# How to complete this task
Please give the count of lines below with the string "false" in them, and no other words.

[Dataset excerpts]

────────────────

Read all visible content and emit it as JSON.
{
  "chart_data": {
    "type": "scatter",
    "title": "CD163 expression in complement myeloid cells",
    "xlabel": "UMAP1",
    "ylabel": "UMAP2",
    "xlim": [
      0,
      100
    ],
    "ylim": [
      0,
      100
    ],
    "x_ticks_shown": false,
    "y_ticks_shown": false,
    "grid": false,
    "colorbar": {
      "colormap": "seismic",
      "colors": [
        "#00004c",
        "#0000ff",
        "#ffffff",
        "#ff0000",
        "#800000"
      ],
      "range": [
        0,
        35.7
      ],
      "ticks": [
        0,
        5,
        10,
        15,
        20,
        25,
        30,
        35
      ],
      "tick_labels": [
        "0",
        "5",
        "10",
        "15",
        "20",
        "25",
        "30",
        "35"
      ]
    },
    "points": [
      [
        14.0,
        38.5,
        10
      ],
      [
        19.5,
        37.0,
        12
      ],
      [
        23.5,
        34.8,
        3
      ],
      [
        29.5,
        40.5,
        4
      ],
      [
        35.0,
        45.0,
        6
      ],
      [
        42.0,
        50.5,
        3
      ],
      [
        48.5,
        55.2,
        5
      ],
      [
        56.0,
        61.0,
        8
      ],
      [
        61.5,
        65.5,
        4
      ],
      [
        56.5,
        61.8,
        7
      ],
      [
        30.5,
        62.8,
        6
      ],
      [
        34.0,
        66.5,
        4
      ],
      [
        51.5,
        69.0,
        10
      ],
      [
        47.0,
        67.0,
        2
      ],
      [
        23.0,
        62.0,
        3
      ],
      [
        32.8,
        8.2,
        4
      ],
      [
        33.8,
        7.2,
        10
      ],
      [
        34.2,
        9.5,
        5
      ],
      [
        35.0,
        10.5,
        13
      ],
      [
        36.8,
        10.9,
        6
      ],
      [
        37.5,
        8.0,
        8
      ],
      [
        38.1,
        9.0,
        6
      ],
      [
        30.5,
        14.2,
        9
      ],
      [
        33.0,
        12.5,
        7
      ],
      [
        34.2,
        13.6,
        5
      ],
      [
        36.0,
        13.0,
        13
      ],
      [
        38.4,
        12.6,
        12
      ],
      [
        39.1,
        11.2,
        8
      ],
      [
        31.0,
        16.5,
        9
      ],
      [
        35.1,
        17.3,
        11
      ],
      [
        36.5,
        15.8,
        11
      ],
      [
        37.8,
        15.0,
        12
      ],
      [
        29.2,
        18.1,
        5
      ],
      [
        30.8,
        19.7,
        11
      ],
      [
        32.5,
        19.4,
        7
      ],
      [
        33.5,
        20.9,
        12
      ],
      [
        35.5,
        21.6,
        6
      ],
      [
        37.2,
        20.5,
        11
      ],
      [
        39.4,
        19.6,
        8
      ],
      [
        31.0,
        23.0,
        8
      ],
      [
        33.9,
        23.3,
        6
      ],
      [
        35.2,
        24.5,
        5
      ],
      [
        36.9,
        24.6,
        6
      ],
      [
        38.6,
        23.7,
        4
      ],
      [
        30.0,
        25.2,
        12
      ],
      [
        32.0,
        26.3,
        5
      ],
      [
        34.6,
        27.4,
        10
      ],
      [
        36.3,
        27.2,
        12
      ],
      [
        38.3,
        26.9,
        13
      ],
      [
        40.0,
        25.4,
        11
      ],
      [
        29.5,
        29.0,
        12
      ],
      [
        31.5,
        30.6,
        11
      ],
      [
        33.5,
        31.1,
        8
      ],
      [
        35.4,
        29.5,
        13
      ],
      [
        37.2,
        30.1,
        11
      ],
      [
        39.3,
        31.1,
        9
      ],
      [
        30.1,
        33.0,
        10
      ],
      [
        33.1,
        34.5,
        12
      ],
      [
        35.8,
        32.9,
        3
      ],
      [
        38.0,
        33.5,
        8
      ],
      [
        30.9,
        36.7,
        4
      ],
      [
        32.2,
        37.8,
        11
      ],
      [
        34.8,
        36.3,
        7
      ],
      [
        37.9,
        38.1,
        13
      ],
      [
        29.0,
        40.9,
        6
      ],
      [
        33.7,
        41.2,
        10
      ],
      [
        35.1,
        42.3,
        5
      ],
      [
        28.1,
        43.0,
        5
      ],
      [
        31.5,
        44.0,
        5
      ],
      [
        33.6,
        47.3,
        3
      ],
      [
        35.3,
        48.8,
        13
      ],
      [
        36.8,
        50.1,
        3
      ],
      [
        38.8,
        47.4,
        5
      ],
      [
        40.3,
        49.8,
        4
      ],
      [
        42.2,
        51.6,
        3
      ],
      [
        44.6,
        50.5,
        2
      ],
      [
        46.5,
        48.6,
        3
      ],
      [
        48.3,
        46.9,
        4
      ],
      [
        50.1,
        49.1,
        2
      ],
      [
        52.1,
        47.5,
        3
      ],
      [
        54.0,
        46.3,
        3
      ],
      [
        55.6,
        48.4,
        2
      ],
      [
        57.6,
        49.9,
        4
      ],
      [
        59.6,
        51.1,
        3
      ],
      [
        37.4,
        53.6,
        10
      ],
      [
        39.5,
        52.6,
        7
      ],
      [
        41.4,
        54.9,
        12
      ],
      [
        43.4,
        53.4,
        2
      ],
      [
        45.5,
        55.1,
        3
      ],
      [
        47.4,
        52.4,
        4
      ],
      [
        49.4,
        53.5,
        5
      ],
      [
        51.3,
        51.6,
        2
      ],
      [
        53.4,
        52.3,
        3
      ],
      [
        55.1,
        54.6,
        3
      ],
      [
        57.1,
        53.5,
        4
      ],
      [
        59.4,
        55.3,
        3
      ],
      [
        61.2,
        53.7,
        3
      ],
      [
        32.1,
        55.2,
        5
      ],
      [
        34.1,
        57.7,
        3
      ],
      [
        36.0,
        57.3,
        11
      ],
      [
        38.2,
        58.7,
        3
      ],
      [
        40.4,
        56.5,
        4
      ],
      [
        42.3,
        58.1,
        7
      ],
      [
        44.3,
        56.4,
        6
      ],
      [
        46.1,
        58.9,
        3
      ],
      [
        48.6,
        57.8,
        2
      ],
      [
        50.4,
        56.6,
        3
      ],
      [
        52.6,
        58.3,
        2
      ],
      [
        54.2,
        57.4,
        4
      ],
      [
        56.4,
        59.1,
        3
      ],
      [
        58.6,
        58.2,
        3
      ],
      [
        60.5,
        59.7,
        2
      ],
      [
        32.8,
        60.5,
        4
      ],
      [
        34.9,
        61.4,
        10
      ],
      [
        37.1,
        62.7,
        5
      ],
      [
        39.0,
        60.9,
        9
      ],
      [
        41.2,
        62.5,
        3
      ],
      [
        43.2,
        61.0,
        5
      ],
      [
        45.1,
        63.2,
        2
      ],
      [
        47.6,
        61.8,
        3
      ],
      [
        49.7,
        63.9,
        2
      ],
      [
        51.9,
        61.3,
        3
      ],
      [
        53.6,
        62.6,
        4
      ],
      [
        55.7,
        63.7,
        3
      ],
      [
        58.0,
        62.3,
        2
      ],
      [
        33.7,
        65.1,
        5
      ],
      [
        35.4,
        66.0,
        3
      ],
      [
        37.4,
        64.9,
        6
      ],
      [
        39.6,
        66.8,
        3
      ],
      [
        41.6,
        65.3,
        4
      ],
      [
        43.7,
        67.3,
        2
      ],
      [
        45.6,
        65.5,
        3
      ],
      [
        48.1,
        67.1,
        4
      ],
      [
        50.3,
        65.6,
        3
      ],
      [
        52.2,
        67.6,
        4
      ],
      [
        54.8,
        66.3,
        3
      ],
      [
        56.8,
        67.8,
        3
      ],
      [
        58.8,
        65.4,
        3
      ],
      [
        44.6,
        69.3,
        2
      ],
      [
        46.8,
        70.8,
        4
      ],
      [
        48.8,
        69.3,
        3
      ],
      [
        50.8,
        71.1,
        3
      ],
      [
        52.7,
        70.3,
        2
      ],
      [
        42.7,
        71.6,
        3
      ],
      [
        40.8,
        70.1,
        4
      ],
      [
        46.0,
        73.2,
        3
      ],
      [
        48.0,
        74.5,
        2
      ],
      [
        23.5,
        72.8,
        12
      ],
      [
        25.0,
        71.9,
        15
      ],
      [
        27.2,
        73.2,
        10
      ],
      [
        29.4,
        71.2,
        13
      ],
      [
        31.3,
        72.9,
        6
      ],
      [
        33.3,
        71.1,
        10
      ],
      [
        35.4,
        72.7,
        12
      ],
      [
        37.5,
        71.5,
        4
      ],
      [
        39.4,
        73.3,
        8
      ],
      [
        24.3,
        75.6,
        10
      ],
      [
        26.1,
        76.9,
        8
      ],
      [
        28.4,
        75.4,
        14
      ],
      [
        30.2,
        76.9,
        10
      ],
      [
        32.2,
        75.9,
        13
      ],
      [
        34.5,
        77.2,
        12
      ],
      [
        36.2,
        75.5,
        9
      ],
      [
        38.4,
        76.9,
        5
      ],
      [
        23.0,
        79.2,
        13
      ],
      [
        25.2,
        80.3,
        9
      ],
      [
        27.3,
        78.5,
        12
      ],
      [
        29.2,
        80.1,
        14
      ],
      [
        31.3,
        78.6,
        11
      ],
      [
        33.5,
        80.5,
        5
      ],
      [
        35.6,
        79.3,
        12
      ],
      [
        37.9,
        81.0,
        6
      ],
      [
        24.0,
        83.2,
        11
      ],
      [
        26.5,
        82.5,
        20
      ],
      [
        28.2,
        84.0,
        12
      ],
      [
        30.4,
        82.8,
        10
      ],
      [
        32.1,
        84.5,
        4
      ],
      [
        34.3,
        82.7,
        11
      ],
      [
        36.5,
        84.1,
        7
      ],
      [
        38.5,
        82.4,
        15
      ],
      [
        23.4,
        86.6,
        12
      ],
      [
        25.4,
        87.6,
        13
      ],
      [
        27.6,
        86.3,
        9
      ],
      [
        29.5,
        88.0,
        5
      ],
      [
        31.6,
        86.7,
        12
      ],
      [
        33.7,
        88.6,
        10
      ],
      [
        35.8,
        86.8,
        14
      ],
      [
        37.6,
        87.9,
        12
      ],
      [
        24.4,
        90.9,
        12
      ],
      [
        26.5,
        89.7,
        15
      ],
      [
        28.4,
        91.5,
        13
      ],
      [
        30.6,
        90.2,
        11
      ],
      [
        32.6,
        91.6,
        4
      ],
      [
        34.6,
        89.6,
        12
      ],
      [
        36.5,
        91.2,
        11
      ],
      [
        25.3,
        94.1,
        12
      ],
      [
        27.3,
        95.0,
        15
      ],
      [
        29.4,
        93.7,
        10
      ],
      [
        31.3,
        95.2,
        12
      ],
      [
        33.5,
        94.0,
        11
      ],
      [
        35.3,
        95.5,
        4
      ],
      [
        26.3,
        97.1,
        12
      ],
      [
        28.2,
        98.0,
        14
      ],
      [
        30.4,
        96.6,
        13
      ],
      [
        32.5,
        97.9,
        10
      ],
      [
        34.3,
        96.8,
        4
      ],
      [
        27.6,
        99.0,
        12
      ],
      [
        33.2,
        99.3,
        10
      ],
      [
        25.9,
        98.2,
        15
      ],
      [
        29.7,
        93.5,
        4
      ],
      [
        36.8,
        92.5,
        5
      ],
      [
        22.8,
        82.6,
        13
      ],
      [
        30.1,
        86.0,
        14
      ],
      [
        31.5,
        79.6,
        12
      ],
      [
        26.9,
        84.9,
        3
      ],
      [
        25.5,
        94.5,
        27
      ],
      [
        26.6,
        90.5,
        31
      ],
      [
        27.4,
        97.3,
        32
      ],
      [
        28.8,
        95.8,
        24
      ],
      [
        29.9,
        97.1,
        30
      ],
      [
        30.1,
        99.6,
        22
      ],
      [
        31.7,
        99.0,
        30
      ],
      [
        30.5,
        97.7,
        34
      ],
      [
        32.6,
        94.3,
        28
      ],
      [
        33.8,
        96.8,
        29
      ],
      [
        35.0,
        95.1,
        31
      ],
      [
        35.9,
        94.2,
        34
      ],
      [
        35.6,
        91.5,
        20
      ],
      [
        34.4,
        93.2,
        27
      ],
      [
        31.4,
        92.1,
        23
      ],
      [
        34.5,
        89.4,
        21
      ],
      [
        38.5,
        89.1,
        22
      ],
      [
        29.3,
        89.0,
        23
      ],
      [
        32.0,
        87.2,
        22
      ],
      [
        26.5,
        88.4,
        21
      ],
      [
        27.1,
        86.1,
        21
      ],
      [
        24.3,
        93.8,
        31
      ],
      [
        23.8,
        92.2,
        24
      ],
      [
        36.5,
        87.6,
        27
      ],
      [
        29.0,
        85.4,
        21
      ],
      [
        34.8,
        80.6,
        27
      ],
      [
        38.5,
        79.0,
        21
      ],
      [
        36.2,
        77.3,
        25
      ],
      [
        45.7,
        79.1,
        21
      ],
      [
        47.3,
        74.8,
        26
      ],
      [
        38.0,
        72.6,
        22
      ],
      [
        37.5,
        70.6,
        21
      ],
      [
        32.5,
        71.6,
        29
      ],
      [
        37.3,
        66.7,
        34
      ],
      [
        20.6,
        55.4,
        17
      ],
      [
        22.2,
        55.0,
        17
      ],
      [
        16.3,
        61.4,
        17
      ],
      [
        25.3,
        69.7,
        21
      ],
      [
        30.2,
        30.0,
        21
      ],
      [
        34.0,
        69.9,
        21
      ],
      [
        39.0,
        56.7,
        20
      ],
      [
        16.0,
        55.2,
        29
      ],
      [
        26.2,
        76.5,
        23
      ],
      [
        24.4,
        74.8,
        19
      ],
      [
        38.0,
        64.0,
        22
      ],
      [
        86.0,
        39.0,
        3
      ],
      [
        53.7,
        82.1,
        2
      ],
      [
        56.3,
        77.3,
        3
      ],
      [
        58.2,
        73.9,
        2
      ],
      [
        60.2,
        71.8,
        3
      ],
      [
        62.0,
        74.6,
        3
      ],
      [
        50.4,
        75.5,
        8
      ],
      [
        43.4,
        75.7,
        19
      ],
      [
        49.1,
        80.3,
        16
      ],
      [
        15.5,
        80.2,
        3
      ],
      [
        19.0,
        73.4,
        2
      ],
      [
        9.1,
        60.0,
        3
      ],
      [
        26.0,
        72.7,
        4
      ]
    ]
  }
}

────────────────

# Result for this exercise
3